### WRITTEN INSTRUCTION
Pull out every line containing the string "EXAMPLE".

### RAW DATA

>>>>>

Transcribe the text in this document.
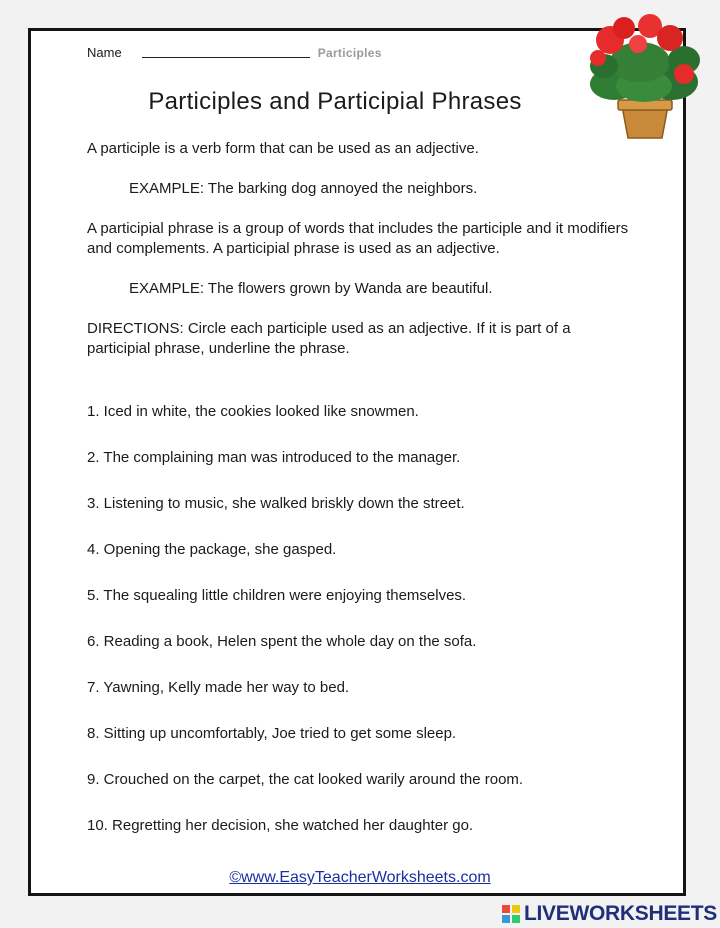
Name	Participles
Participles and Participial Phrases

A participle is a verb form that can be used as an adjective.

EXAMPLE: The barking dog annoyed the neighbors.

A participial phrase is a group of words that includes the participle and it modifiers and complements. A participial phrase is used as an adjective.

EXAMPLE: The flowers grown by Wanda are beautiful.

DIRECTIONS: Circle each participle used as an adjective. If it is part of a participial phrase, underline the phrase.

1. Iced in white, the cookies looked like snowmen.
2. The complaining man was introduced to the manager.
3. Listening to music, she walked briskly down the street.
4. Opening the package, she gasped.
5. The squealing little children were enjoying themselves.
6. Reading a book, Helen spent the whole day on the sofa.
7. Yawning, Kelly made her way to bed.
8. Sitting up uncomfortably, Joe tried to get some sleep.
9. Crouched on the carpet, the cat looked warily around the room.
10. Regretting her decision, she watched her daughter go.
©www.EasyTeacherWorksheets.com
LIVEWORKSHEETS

<<<<<
>>>>>

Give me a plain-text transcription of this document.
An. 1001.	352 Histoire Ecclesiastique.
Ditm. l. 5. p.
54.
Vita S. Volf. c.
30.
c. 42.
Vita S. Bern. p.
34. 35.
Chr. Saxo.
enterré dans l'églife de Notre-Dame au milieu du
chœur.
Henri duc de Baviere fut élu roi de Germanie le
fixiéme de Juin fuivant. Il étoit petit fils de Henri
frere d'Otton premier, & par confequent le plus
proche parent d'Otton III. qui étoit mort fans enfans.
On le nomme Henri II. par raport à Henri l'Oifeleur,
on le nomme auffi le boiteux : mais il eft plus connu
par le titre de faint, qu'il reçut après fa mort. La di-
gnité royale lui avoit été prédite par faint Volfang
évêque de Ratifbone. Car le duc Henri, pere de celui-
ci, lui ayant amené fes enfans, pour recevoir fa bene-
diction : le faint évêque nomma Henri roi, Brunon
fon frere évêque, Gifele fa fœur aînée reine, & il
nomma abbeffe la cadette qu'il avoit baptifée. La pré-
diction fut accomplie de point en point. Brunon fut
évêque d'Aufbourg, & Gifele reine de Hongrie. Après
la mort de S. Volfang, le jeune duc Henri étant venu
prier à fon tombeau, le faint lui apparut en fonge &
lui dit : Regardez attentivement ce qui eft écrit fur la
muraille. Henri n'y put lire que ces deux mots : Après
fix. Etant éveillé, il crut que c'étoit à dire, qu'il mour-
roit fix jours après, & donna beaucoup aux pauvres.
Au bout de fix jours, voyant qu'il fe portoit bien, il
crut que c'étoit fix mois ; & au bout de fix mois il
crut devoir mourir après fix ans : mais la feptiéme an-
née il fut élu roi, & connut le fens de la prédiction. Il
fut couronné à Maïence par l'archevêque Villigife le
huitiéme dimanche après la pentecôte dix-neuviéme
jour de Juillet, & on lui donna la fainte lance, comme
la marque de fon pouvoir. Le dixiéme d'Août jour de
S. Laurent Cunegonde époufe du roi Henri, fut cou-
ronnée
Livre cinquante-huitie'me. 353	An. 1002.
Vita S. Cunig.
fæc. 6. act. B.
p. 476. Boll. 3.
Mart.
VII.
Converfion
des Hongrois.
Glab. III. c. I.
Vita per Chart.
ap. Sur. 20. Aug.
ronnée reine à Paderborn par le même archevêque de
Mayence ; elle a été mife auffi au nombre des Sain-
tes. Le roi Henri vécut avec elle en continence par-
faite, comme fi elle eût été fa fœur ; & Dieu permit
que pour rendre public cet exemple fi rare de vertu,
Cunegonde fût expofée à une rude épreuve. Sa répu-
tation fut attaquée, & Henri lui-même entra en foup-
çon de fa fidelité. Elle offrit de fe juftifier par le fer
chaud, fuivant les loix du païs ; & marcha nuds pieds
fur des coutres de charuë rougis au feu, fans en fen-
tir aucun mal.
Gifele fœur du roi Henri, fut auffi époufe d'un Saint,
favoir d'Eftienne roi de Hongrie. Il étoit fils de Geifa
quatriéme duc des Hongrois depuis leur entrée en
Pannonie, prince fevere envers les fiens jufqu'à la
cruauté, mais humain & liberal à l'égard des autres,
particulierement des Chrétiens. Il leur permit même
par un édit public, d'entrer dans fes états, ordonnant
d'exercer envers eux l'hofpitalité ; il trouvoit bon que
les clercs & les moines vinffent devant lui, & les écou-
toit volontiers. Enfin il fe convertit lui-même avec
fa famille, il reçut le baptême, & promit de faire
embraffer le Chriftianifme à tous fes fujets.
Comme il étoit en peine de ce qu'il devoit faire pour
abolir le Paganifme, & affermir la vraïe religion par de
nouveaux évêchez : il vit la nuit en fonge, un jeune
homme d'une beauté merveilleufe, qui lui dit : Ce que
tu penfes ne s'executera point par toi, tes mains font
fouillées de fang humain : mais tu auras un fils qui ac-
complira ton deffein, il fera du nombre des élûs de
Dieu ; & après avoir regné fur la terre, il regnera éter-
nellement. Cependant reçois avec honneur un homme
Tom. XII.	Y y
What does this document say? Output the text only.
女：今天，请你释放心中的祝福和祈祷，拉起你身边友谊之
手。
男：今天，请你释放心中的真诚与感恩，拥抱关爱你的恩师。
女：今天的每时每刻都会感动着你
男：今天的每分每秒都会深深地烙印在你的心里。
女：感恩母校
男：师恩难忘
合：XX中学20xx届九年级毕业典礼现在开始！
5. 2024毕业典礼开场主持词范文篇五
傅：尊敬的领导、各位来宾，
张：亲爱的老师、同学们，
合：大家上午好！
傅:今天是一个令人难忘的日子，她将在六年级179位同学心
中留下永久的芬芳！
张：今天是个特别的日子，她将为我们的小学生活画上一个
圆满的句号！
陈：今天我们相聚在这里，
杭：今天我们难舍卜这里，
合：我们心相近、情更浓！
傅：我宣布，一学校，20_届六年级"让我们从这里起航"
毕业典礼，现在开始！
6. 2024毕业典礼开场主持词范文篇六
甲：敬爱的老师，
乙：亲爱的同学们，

<<<<<
>>>>>

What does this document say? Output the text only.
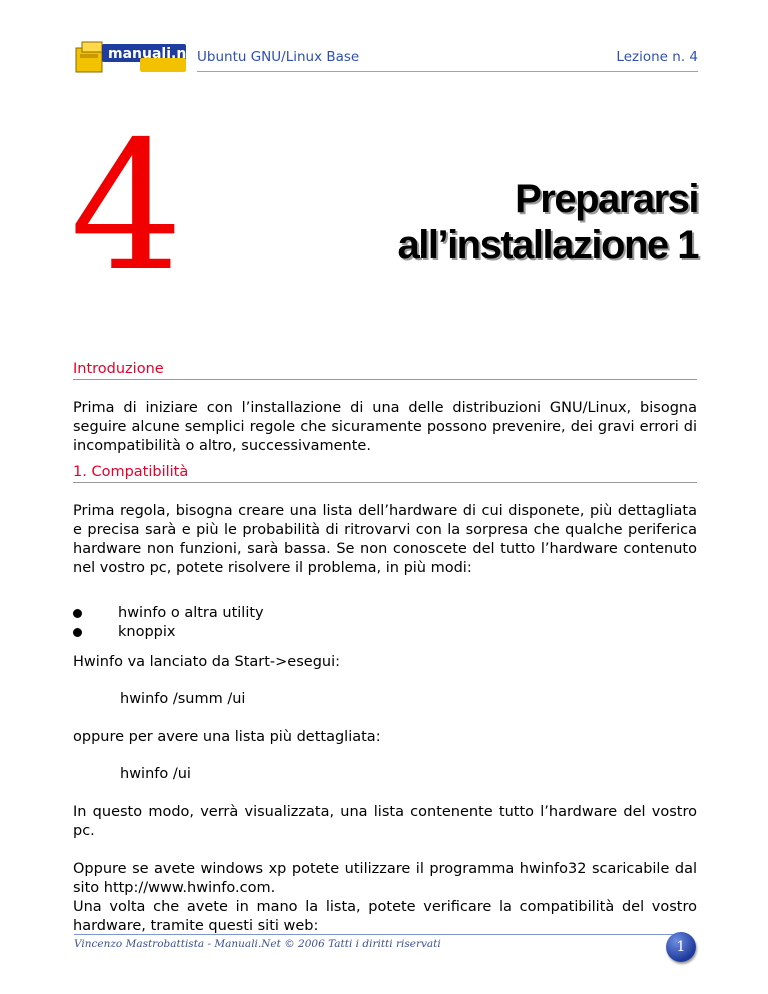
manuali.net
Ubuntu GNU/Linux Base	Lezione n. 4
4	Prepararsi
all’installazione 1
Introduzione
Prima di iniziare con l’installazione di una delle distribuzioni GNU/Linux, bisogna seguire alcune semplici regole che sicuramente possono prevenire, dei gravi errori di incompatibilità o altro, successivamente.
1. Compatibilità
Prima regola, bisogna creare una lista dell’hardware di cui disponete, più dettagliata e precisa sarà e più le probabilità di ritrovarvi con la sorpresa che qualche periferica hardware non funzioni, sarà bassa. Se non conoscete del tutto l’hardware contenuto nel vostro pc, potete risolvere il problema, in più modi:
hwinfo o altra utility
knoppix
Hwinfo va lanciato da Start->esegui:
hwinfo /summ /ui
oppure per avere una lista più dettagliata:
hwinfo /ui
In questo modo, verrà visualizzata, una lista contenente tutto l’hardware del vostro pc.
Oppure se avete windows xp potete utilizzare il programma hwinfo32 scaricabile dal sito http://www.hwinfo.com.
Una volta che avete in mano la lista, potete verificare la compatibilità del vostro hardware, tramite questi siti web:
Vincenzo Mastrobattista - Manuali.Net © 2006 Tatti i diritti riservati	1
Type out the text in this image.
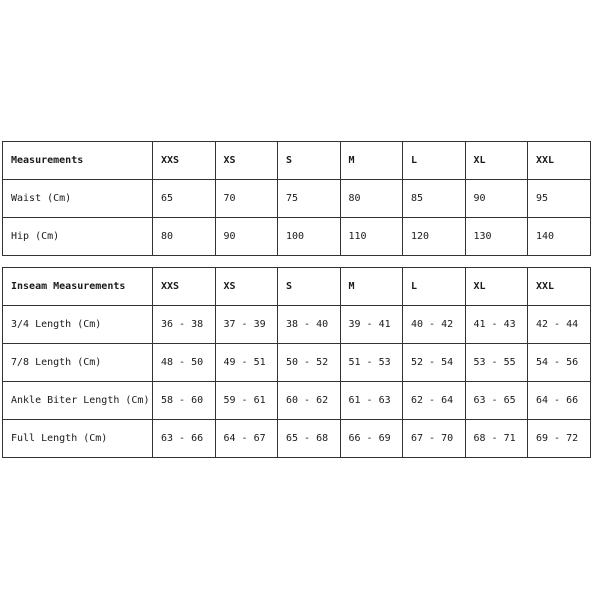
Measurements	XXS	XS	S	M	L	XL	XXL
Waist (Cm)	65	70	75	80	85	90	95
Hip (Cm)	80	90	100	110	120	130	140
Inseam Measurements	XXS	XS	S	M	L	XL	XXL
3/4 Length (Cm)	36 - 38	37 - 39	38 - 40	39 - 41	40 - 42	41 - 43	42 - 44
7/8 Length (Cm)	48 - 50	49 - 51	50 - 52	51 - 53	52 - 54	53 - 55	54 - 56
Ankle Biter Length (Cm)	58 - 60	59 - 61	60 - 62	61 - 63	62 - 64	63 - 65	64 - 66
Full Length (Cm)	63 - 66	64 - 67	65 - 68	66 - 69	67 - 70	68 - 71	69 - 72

<<<<<

### TASK SOLUTION
EXAMPLE: The barking dog annoyed the neighbors.
EXAMPLE: The flowers grown by Wanda are beautiful.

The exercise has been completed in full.